- Requirements -
From the listing below, pick out each line with the word "enhancv".

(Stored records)
+ + + +

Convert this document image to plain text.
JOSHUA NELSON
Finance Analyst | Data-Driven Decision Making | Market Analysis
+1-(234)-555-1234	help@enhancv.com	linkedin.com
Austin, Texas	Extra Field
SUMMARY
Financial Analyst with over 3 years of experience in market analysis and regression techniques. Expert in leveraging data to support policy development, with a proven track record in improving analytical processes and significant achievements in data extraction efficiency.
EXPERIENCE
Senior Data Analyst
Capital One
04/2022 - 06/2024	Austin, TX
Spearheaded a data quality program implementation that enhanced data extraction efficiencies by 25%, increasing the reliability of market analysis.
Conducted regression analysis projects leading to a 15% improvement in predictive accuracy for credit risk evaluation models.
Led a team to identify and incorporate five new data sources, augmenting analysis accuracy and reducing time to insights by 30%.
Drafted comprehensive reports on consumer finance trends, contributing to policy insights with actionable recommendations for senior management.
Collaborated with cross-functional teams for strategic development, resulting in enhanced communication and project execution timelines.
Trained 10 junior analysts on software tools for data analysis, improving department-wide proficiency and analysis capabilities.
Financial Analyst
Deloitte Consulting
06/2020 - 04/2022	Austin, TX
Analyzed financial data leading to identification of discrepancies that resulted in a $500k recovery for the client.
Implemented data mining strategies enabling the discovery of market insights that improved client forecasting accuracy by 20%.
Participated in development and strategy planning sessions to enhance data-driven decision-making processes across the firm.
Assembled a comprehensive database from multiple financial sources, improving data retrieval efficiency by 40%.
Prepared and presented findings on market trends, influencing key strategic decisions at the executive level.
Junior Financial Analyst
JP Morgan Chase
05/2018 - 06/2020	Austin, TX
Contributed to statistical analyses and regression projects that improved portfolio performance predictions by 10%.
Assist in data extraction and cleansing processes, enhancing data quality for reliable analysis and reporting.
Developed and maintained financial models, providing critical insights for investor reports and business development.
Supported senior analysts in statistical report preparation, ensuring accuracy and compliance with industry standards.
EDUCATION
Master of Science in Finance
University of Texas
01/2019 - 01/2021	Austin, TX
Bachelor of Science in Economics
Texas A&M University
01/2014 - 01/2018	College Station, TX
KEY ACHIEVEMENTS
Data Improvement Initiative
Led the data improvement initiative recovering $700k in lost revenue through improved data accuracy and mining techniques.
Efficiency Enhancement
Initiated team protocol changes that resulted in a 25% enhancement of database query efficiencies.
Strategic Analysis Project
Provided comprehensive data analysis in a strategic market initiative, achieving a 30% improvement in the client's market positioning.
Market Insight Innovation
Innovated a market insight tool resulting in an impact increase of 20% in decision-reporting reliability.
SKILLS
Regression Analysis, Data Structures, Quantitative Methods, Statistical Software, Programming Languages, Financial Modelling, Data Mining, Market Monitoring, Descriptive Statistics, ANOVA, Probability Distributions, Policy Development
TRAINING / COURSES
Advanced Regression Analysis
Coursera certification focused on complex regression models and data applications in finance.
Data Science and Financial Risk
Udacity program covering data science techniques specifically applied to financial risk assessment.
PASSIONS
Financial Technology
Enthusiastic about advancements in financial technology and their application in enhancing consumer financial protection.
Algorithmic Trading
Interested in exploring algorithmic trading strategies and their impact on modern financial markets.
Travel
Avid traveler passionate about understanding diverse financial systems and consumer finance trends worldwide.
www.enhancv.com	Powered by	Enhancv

+ + + +

- Finished task -
+1-(234)-555-1234	help@enhancv.com	linkedin.com
www.enhancv.com	Powered by	Enhancv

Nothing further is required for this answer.